▶ What is needed
Echo the part that opens with the line containing "depth-range: 4.80 ~" and closes with the line containing "depth-label-1: 1: [28, 229, 39, 250]", with both of those lines included.

▶ Data for processing
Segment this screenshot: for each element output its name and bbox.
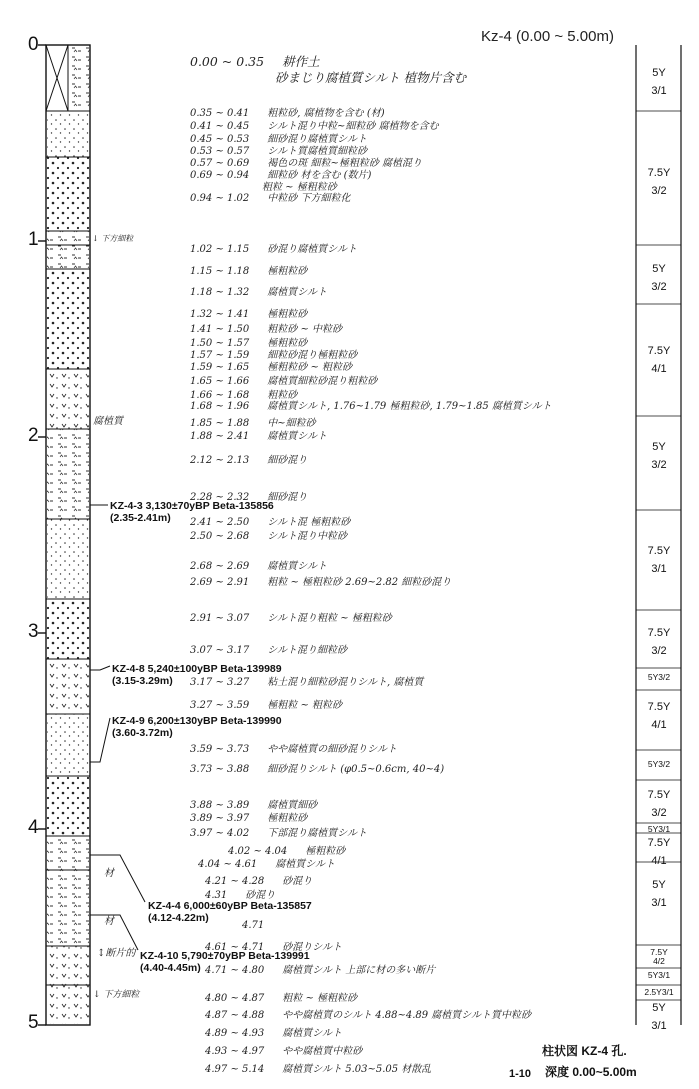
depth-range: 4.80 ~ 4.87: [205, 993, 265, 1004]
lithology-text: 粗粒 ~ 極粗粒砂: [282, 993, 358, 1004]
munsell-hue: 7.5Y: [647, 701, 671, 713]
munsell-hue: 7.5Y: [647, 545, 671, 557]
lithology-text: 粘土混り細粒砂混りシルト, 腐植質: [267, 677, 424, 688]
depth-range: 1.65 ~ 1.66: [190, 376, 250, 387]
depth-range: 3.88 ~ 3.89: [190, 800, 250, 811]
munsell-value-chroma: 4/1: [651, 855, 667, 867]
lithology-text: 極粗粒砂: [305, 846, 346, 857]
munsell-cell: [637, 836, 681, 868]
depth-range: 2.69 ~ 2.91: [190, 577, 250, 588]
depth-range: 4.04 ~ 4.61: [198, 859, 258, 870]
depth-range: 4.71 ~ 4.80: [205, 965, 265, 976]
lithology-text: 極粗粒砂: [267, 309, 308, 320]
depth-ticks: [38, 45, 46, 1025]
depth-range: 0.94 ~ 1.02: [190, 193, 250, 204]
description-row: [190, 557, 327, 572]
munsell-value-chroma: 4/1: [651, 363, 667, 375]
munsell-cell: [637, 825, 681, 834]
munsell-value-chroma: 3/1: [651, 897, 667, 909]
lithology-text: 極粗粒砂: [267, 266, 308, 277]
description-row: [198, 855, 335, 870]
lithology-text: 下部混り腐植質シルト: [267, 828, 368, 839]
munsell-hue: 5Y: [652, 67, 666, 79]
depth-range: 1.02 ~ 1.15: [190, 244, 250, 255]
munsell-cell: [637, 788, 681, 820]
depth-range: 0.53 ~ 0.57: [190, 146, 250, 157]
description-row: [190, 240, 357, 255]
description-row: [190, 513, 350, 528]
lithology-text: 褐色の斑 細粒~極粗粒砂 腐植混り: [267, 158, 423, 169]
lithology-text: 砂混り: [245, 890, 276, 901]
munsell-cell: [637, 878, 681, 910]
lithology-text: 粗粒砂: [267, 390, 298, 401]
lithology-text: シルト混り中粒~細粒砂 腐植物を含む: [267, 121, 439, 132]
munsell-cell: [637, 166, 681, 198]
description-row: [190, 573, 451, 588]
lithology-text: 腐植質シルト 5.03~5.05 材散乱: [282, 1064, 432, 1075]
side-note-wood: 材: [104, 868, 114, 879]
lithology-text: 耕作土: [282, 54, 320, 69]
munsell-cell: [637, 971, 681, 980]
lithology-text: やや腐植質のシルト 4.88~4.89 腐植質シルト質中粒砂: [282, 1010, 532, 1021]
page-number: 1-10: [509, 1068, 532, 1080]
munsell-cell: [637, 700, 681, 732]
munsell-cell: [637, 948, 681, 966]
description-row: [190, 488, 307, 503]
depth-range: 2.68 ~ 2.69: [190, 561, 250, 572]
munsell-hue: 7.5Y: [647, 789, 671, 801]
description-row: [190, 397, 552, 412]
depth-range: 4.02 ~ 4.04: [228, 846, 288, 857]
munsell-hue: 7.5Y: [647, 345, 671, 357]
munsell-hue: 5Y3/1: [647, 970, 671, 980]
munsell-cell: [637, 262, 681, 294]
munsell-hue: 2.5Y3/1: [644, 987, 674, 997]
depth-range: 1.50 ~ 1.57: [190, 338, 250, 349]
depth-label-1: 1: [28, 229, 39, 250]
depth-range: 0.69 ~ 0.94: [190, 170, 250, 181]
depth-range: 3.73 ~ 3.88: [190, 764, 250, 775]
depth-range: 3.27 ~ 3.59: [190, 700, 250, 711]
description-row: [190, 673, 423, 688]
side-note-humic: 腐植質: [93, 416, 123, 427]
description-row: [190, 527, 347, 542]
lithology-text: 粗粒砂 ~ 中粒砂: [267, 324, 343, 335]
depth-range: 1.88 ~ 2.41: [190, 431, 250, 442]
lithology-text: シルト混り細粒砂: [267, 645, 348, 656]
munsell-value-chroma: 3/2: [651, 807, 667, 819]
sample-label: KZ-4-8 5,240±100yBP Beta-139989 (3.15-3.29m): [112, 663, 282, 687]
depth-range: 0.57 ~ 0.69: [190, 158, 250, 169]
munsell-value-chroma: 3/2: [651, 281, 667, 293]
munsell-value-chroma: 3/2: [651, 645, 667, 657]
description-row: [205, 1006, 531, 1021]
sample-label: KZ-4-4 6,000±60yBP Beta-135857 (4.12-4.22m): [148, 900, 312, 924]
depth-range: 0.35 ~ 0.41: [190, 108, 250, 119]
description-row: [190, 372, 377, 387]
lithology-text: やや腐植質の細砂混りシルト: [267, 744, 398, 755]
lithology-text: 細粒砂 材を含む (数片): [267, 170, 372, 181]
depth-range: 2.91 ~ 3.07: [190, 613, 250, 624]
depth-label-3: 3: [28, 621, 39, 642]
lithology-text: 細砂混り腐植質シルト: [267, 134, 368, 145]
lithology-text: シルト混り粗粒 ~ 極粗粒砂: [267, 613, 392, 624]
description-row: [190, 809, 307, 824]
depth-range: 1.18 ~ 1.32: [190, 287, 250, 298]
sample-label: KZ-4-10 5,790±70yBP Beta-139991 (4.40-4.45m): [140, 950, 310, 974]
lithology-text: 粗粒砂, 腐植物を含む (材): [267, 108, 385, 119]
lithology-text: 細砂混りシルト (φ0.5~0.6cm, 40~4): [267, 764, 445, 775]
description-row: [190, 696, 342, 711]
munsell-value-chroma: 3/1: [651, 563, 667, 575]
munsell-cell: [637, 1001, 681, 1033]
description-row: [190, 609, 392, 624]
lithology-text: 極粗粒砂: [267, 338, 308, 349]
description-row: [205, 989, 357, 1004]
depth-range: 0.41 ~ 0.45: [190, 121, 250, 132]
depth-range: 1.32 ~ 1.41: [190, 309, 250, 320]
depth-label-4: 4: [28, 817, 39, 838]
depth-range: 1.41 ~ 1.50: [190, 324, 250, 335]
munsell-value-chroma: 3/2: [651, 185, 667, 197]
lithology-text: 砂まじり腐植質シルト 植物片含む: [275, 70, 467, 85]
munsell-cell: [637, 760, 681, 769]
munsell-cell: [637, 626, 681, 658]
depth-range: 1.68 ~ 1.96: [190, 401, 250, 412]
sample-label: KZ-4-3 3,130±70yBP Beta-135856 (2.35-2.41m): [110, 500, 274, 524]
lithology-text: 粗粒 ~ 極粗粒砂: [262, 182, 337, 193]
lithology-text: 極粗粒砂 ~ 粗粒砂: [267, 362, 353, 373]
sample-label: KZ-4-9 6,200±130yBP Beta-139990 (3.60-3.72m): [112, 715, 282, 739]
depth-range: 2.12 ~ 2.13: [190, 455, 250, 466]
description-row: [205, 1060, 431, 1075]
depth-range: 1.85 ~ 1.88: [190, 418, 250, 429]
description-row: [190, 451, 307, 466]
description-row: [205, 1042, 362, 1057]
description-row: [205, 1024, 342, 1039]
depth-range: 4.61 ~ 4.71: [205, 942, 265, 953]
depth-range: 4.71: [242, 920, 265, 931]
munsell-value-chroma: 4/1: [651, 719, 667, 731]
depth-range: 4.93 ~ 4.97: [205, 1046, 265, 1057]
description-row: [190, 824, 367, 839]
lithology-text: 粗粒 ~ 極粗粒砂 2.69~2.82 細粒砂混り: [267, 577, 452, 588]
topsoil-box: [46, 45, 68, 111]
lithology-text: 砂混りシルト: [282, 942, 343, 953]
depth-range: 3.17 ~ 3.27: [190, 677, 250, 688]
depth-label-5: 5: [28, 1012, 39, 1033]
munsell-hue: 5Y3/1: [647, 824, 671, 834]
description-row: [190, 427, 327, 442]
depth-range: 4.87 ~ 4.88: [205, 1010, 265, 1021]
lithology-text: 腐植質シルト: [282, 1028, 343, 1039]
munsell-hue: 7.5Y: [647, 167, 671, 179]
description-row: [205, 886, 275, 901]
depth-range: 2.50 ~ 2.68: [190, 531, 250, 542]
caption-title: 柱状図 KZ-4 孔.: [542, 1044, 627, 1058]
description-row: [205, 961, 435, 976]
lithology-text: 細砂混り: [267, 492, 308, 503]
depth-range: 4.21 ~ 4.28: [205, 876, 265, 887]
lithology-text: 中粒砂 下方細粒化: [267, 193, 351, 204]
munsell-hue: 5Y: [652, 879, 666, 891]
depth-range: 3.59 ~ 3.73: [190, 744, 250, 755]
lithology-text: 極粗粒砂: [267, 813, 308, 824]
layer-fills: [47, 112, 89, 1024]
lithology-text: 腐植質細砂: [267, 800, 318, 811]
lithology-text: 腐植質シルト: [275, 859, 336, 870]
munsell-hue: 7.5Y: [647, 837, 671, 849]
depth-label-0: 0: [28, 34, 39, 55]
munsell-hue: 5Y3/2: [647, 672, 671, 682]
depth-range: 1.15 ~ 1.18: [190, 266, 250, 277]
description-row: [205, 872, 312, 887]
munsell-value-chroma: 4/2: [653, 956, 665, 966]
depth-range: 4.31: [205, 890, 228, 901]
depth-range: 4.97 ~ 5.14: [205, 1064, 265, 1075]
lithology-text: 極粗粒 ~ 粗粒砂: [267, 700, 343, 711]
depth-range: 0.00 ~ 0.35: [190, 54, 265, 69]
lithology-text: シルト混 極粗粒砂: [267, 517, 351, 528]
depth-range: 3.97 ~ 4.02: [190, 828, 250, 839]
side-note-finer: ↓ 下方細粒: [92, 234, 134, 243]
description-row: [190, 641, 347, 656]
description-row: [190, 262, 307, 277]
lithology-text: 砂混り腐植質シルト: [267, 244, 358, 255]
side-note-wood2: 材: [104, 916, 114, 927]
lithology-text: 腐植質シルト: [267, 431, 328, 442]
description-row: [190, 760, 444, 775]
munsell-cell: [637, 344, 681, 376]
depth-range: 4.89 ~ 4.93: [205, 1028, 265, 1039]
munsell-value-chroma: 3/2: [651, 459, 667, 471]
caption-depth: 深度 0.00~5.00m: [545, 1065, 637, 1079]
depth-range: 1.57 ~ 1.59: [190, 350, 250, 361]
description-row: [190, 740, 397, 755]
lithology-text: 腐植質シルト: [267, 561, 328, 572]
munsell-hue: 7.5Y: [650, 947, 668, 957]
depth-range: 3.07 ~ 3.17: [190, 645, 250, 656]
munsell-cell: [637, 440, 681, 472]
depth-label-2: 2: [28, 425, 39, 446]
depth-range: 2.41 ~ 2.50: [190, 517, 250, 528]
munsell-cell: [637, 544, 681, 576]
depth-range: 2.28 ~ 2.32: [190, 492, 250, 503]
lithology-text: 腐植質細粒砂混り粗粒砂: [267, 376, 378, 387]
munsell-hue: 5Y: [652, 1002, 666, 1014]
lithology-text: 腐植質シルト 上部に材の多い断片: [282, 965, 436, 976]
side-note-fragment: ↕断片的: [97, 948, 136, 959]
description-row: [190, 305, 307, 320]
munsell-cell: [637, 988, 681, 997]
lithology-text: シルト質腐植質細粒砂: [267, 146, 368, 157]
side-note-coarse-down: ↓ 下方細粒: [93, 990, 140, 1000]
lithology-text: やや腐植質中粒砂: [282, 1046, 363, 1057]
lithology-text: 砂混り: [282, 876, 313, 887]
lithology-text: シルト混り中粒砂: [267, 531, 348, 542]
description-row: [275, 68, 466, 86]
munsell-hue: 5Y: [652, 441, 666, 453]
munsell-hue: 7.5Y: [647, 627, 671, 639]
description-row: [190, 283, 327, 298]
lithology-text: 腐植質シルト: [267, 287, 328, 298]
munsell-value-chroma: 3/1: [651, 85, 667, 97]
description-row: [190, 320, 342, 335]
depth-range: 1.66 ~ 1.68: [190, 390, 250, 401]
munsell-hue: 5Y3/2: [647, 759, 671, 769]
munsell-hue: 5Y: [652, 263, 666, 275]
description-row: [190, 358, 352, 373]
munsell-cell: [637, 673, 681, 682]
depth-range: 3.89 ~ 3.97: [190, 813, 250, 824]
description-row: [205, 938, 342, 953]
lithology-text: 細砂混り: [267, 455, 308, 466]
description-row: [190, 189, 350, 204]
description-row: [242, 920, 282, 931]
munsell-value-chroma: 3/1: [651, 1020, 667, 1032]
lithology-text: 細粒砂混り極粗粒砂: [267, 350, 358, 361]
lithology-text: 腐植質シルト, 1.76~1.79 極粗粒砂, 1.79~1.85 腐植質シルト: [267, 401, 552, 412]
munsell-cell: [637, 66, 681, 98]
lithology-text: 中~細粒砂: [267, 418, 316, 429]
log-title: Kz-4 (0.00 ~ 5.00m): [481, 28, 614, 45]
depth-range: 1.59 ~ 1.65: [190, 362, 250, 373]
depth-range: 0.45 ~ 0.53: [190, 134, 250, 145]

▶ Reply to the exercise
depth-range: 4.80 ~ 4.87: [205, 993, 265, 1004]
lithology-text: 粗粒 ~ 極粗粒砂: [282, 993, 358, 1004]
munsell-hue: 7.5Y: [647, 701, 671, 713]
munsell-hue: 7.5Y: [647, 545, 671, 557]
lithology-text: 粘土混り細粒砂混りシルト, 腐植質: [267, 677, 424, 688]
depth-range: 1.65 ~ 1.66: [190, 376, 250, 387]
depth-range: 3.88 ~ 3.89: [190, 800, 250, 811]
munsell-value-chroma: 4/1: [651, 855, 667, 867]
lithology-text: 極粗粒砂: [305, 846, 346, 857]
munsell-cell: [637, 836, 681, 868]
depth-range: 2.69 ~ 2.91: [190, 577, 250, 588]
depth-range: 4.04 ~ 4.61: [198, 859, 258, 870]
depth-range: 4.71 ~ 4.80: [205, 965, 265, 976]
lithology-text: 極粗粒砂: [267, 309, 308, 320]
depth-ticks: [38, 45, 46, 1025]
depth-range: 0.94 ~ 1.02: [190, 193, 250, 204]
description-row: [190, 557, 327, 572]
munsell-value-chroma: 4/1: [651, 363, 667, 375]
munsell-cell: [637, 825, 681, 834]
munsell-value-chroma: 3/1: [651, 897, 667, 909]
lithology-text: 極粗粒砂: [267, 266, 308, 277]
description-row: [198, 855, 335, 870]
lithology-text: 下部混り腐植質シルト: [267, 828, 368, 839]
munsell-hue: 5Y: [652, 67, 666, 79]
depth-range: 1.02 ~ 1.15: [190, 244, 250, 255]
munsell-cell: [637, 788, 681, 820]
depth-range: 0.53 ~ 0.57: [190, 146, 250, 157]
description-row: [190, 240, 357, 255]
description-row: [190, 513, 350, 528]
lithology-text: 褐色の斑 細粒~極粗粒砂 腐植混り: [267, 158, 423, 169]
lithology-text: 砂混り: [245, 890, 276, 901]
munsell-cell: [637, 878, 681, 910]
lithology-text: 粗粒砂: [267, 390, 298, 401]
lithology-text: シルト混り中粒~細粒砂 腐植物を含む: [267, 121, 439, 132]
munsell-cell: [637, 166, 681, 198]
description-row: [190, 573, 451, 588]
lithology-text: 腐植質シルト 5.03~5.05 材散乱: [282, 1064, 432, 1075]
side-note-wood: 材: [104, 868, 114, 879]
lithology-text: 耕作土: [282, 54, 320, 69]
munsell-cell: [637, 971, 681, 980]
lithology-text: やや腐植質のシルト 4.88~4.89 腐植質シルト質中粒砂: [282, 1010, 532, 1021]
page-number: 1-10: [509, 1068, 532, 1080]
munsell-cell: [637, 700, 681, 732]
munsell-cell: [637, 948, 681, 966]
description-row: [190, 488, 307, 503]
depth-range: 2.68 ~ 2.69: [190, 561, 250, 572]
munsell-hue: 7.5Y: [647, 789, 671, 801]
description-row: [190, 397, 552, 412]
depth-range: 4.02 ~ 4.04: [228, 846, 288, 857]
munsell-hue: 7.5Y: [647, 345, 671, 357]
munsell-hue: 5Y3/1: [647, 970, 671, 980]
munsell-cell: [637, 262, 681, 294]
munsell-hue: 2.5Y3/1: [644, 987, 674, 997]
depth-range: 1.50 ~ 1.57: [190, 338, 250, 349]
depth-label-1: 1: [28, 229, 39, 250]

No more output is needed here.